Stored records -
Begin
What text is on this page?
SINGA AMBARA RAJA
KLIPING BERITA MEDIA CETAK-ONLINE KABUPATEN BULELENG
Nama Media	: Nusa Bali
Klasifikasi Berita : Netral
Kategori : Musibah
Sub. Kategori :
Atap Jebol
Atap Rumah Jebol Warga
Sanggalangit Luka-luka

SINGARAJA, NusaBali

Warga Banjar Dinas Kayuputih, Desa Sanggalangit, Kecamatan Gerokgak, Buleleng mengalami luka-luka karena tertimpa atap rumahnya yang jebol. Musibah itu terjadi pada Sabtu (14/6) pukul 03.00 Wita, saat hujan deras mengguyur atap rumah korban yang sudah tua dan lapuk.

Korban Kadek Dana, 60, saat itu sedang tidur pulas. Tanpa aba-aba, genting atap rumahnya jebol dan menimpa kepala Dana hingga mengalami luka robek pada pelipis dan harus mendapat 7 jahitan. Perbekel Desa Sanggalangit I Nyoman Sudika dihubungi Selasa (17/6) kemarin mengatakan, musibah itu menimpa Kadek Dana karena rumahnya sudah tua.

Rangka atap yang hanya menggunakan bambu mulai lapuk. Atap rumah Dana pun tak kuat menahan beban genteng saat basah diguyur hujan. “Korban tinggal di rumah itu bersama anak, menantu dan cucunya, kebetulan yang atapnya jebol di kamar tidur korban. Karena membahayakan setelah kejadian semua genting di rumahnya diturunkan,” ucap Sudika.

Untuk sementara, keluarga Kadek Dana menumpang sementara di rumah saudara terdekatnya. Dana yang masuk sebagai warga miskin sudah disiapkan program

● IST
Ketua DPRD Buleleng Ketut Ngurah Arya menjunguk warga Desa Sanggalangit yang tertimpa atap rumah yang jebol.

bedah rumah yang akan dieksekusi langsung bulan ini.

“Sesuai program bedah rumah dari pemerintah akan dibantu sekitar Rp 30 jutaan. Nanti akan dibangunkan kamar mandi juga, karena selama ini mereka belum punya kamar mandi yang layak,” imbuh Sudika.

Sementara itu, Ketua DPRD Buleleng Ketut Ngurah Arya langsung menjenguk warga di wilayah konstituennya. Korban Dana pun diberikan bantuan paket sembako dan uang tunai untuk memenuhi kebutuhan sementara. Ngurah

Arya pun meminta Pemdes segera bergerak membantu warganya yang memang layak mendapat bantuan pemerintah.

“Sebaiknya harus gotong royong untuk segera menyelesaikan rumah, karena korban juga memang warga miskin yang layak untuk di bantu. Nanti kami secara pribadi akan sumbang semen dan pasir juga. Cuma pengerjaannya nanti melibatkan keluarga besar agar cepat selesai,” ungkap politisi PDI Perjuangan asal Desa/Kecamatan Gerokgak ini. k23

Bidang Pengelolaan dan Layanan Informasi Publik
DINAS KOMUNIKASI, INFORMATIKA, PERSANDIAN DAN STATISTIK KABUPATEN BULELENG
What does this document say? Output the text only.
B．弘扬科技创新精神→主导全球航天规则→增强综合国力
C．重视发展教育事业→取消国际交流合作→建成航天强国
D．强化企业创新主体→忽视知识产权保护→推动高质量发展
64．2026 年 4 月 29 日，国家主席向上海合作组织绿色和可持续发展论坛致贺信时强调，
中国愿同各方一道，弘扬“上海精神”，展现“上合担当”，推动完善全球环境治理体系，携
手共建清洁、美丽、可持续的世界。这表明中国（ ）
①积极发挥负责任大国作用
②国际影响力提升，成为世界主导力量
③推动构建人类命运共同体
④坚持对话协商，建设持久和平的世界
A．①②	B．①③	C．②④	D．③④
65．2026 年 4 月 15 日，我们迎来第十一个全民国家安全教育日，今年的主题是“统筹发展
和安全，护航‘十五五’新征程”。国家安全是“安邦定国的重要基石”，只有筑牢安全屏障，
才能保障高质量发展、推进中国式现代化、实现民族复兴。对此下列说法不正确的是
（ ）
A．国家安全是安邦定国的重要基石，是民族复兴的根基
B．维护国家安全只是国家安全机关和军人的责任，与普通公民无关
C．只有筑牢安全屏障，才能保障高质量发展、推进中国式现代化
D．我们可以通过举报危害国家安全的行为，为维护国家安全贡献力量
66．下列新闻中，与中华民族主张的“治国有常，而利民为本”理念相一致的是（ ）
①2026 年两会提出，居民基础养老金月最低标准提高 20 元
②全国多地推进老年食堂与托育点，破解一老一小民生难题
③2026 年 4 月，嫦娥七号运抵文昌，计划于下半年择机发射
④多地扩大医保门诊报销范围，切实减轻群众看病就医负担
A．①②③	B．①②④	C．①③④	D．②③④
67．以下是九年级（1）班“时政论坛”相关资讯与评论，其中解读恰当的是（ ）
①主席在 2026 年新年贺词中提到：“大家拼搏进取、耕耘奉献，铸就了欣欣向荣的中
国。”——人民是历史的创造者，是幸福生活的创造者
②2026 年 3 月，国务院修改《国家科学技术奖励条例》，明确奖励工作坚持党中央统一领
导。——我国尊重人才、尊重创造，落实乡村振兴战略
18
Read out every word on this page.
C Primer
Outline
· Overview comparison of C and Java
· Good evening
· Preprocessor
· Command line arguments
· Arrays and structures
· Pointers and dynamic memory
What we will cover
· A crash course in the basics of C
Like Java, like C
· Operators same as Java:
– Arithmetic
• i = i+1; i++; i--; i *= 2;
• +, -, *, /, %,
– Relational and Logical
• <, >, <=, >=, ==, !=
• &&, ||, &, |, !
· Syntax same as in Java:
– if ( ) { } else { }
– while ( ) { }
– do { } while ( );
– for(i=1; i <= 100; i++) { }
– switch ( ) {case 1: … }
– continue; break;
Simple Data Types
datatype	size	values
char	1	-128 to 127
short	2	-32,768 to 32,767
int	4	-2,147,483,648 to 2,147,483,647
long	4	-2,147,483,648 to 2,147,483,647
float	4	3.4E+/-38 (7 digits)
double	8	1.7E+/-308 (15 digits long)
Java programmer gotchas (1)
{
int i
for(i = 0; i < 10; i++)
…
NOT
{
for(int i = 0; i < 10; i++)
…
End
Given request - Above are some records. Print them all exactly.

Answer to the task -
What text is on this page?
SINGA AMBARA RAJA
KLIPING BERITA MEDIA CETAK-ONLINE KABUPATEN BULELENG
Nama Media	: Nusa Bali
Klasifikasi Berita : Netral
Kategori : Musibah
Sub. Kategori :
Atap Jebol
Atap Rumah Jebol Warga
Sanggalangit Luka-luka

SINGARAJA, NusaBali

Warga Banjar Dinas Kayuputih, Desa Sanggalangit, Kecamatan Gerokgak, Buleleng mengalami luka-luka karena tertimpa atap rumahnya yang jebol. Musibah itu terjadi pada Sabtu (14/6) pukul 03.00 Wita, saat hujan deras mengguyur atap rumah korban yang sudah tua dan lapuk.

Korban Kadek Dana, 60, saat itu sedang tidur pulas. Tanpa aba-aba, genting atap rumahnya jebol dan menimpa kepala Dana hingga mengalami luka robek pada pelipis dan harus mendapat 7 jahitan. Perbekel Desa Sanggalangit I Nyoman Sudika dihubungi Selasa (17/6) kemarin mengatakan, musibah itu menimpa Kadek Dana karena rumahnya sudah tua.

Rangka atap yang hanya menggunakan bambu mulai lapuk. Atap rumah Dana pun tak kuat menahan beban genteng saat basah diguyur hujan. “Korban tinggal di rumah itu bersama anak, menantu dan cucunya, kebetulan yang atapnya jebol di kamar tidur korban. Karena membahayakan setelah kejadian semua genting di rumahnya diturunkan,” ucap Sudika.

Untuk sementara, keluarga Kadek Dana menumpang sementara di rumah saudara terdekatnya. Dana yang masuk sebagai warga miskin sudah disiapkan program

● IST
Ketua DPRD Buleleng Ketut Ngurah Arya menjunguk warga Desa Sanggalangit yang tertimpa atap rumah yang jebol.

bedah rumah yang akan dieksekusi langsung bulan ini.

“Sesuai program bedah rumah dari pemerintah akan dibantu sekitar Rp 30 jutaan. Nanti akan dibangunkan kamar mandi juga, karena selama ini mereka belum punya kamar mandi yang layak,” imbuh Sudika.

Sementara itu, Ketua DPRD Buleleng Ketut Ngurah Arya langsung menjenguk warga di wilayah konstituennya. Korban Dana pun diberikan bantuan paket sembako dan uang tunai untuk memenuhi kebutuhan sementara. Ngurah

Arya pun meminta Pemdes segera bergerak membantu warganya yang memang layak mendapat bantuan pemerintah.

“Sebaiknya harus gotong royong untuk segera menyelesaikan rumah, karena korban juga memang warga miskin yang layak untuk di bantu. Nanti kami secara pribadi akan sumbang semen dan pasir juga. Cuma pengerjaannya nanti melibatkan keluarga besar agar cepat selesai,” ungkap politisi PDI Perjuangan asal Desa/Kecamatan Gerokgak ini. k23

Bidang Pengelolaan dan Layanan Informasi Publik
DINAS KOMUNIKASI, INFORMATIKA, PERSANDIAN DAN STATISTIK KABUPATEN BULELENG
What does this document say? Output the text only.
B．弘扬科技创新精神→主导全球航天规则→增强综合国力
C．重视发展教育事业→取消国际交流合作→建成航天强国
D．强化企业创新主体→忽视知识产权保护→推动高质量发展
64．2026 年 4 月 29 日，国家主席向上海合作组织绿色和可持续发展论坛致贺信时强调，
中国愿同各方一道，弘扬“上海精神”，展现“上合担当”，推动完善全球环境治理体系，携
手共建清洁、美丽、可持续的世界。这表明中国（ ）
①积极发挥负责任大国作用
②国际影响力提升，成为世界主导力量
③推动构建人类命运共同体
④坚持对话协商，建设持久和平的世界
A．①②	B．①③	C．②④	D．③④
65．2026 年 4 月 15 日，我们迎来第十一个全民国家安全教育日，今年的主题是“统筹发展
和安全，护航‘十五五’新征程”。国家安全是“安邦定国的重要基石”，只有筑牢安全屏障，
才能保障高质量发展、推进中国式现代化、实现民族复兴。对此下列说法不正确的是
（ ）
A．国家安全是安邦定国的重要基石，是民族复兴的根基
B．维护国家安全只是国家安全机关和军人的责任，与普通公民无关
C．只有筑牢安全屏障，才能保障高质量发展、推进中国式现代化
D．我们可以通过举报危害国家安全的行为，为维护国家安全贡献力量
66．下列新闻中，与中华民族主张的“治国有常，而利民为本”理念相一致的是（ ）
①2026 年两会提出，居民基础养老金月最低标准提高 20 元
②全国多地推进老年食堂与托育点，破解一老一小民生难题
③2026 年 4 月，嫦娥七号运抵文昌，计划于下半年择机发射
④多地扩大医保门诊报销范围，切实减轻群众看病就医负担
A．①②③	B．①②④	C．①③④	D．②③④
67．以下是九年级（1）班“时政论坛”相关资讯与评论，其中解读恰当的是（ ）
①主席在 2026 年新年贺词中提到：“大家拼搏进取、耕耘奉献，铸就了欣欣向荣的中
国。”——人民是历史的创造者，是幸福生活的创造者
②2026 年 3 月，国务院修改《国家科学技术奖励条例》，明确奖励工作坚持党中央统一领
导。——我国尊重人才、尊重创造，落实乡村振兴战略
18
Read out every word on this page.
C Primer
Outline
· Overview comparison of C and Java
· Good evening
· Preprocessor
· Command line arguments
· Arrays and structures
· Pointers and dynamic memory
What we will cover
· A crash course in the basics of C
Like Java, like C
· Operators same as Java:
– Arithmetic
• i = i+1; i++; i--; i *= 2;
• +, -, *, /, %,
– Relational and Logical
• <, >, <=, >=, ==, !=
• &&, ||, &, |, !
· Syntax same as in Java:
– if ( ) { } else { }
– while ( ) { }
– do { } while ( );
– for(i=1; i <= 100; i++) { }
– switch ( ) {case 1: … }
– continue; break;
Simple Data Types
datatype	size	values
char	1	-128 to 127
short	2	-32,768 to 32,767
int	4	-2,147,483,648 to 2,147,483,647
long	4	-2,147,483,648 to 2,147,483,647
float	4	3.4E+/-38 (7 digits)
double	8	1.7E+/-308 (15 digits long)
Java programmer gotchas (1)
{
int i
for(i = 0; i < 10; i++)
…
NOT
{
for(int i = 0; i < 10; i++)
…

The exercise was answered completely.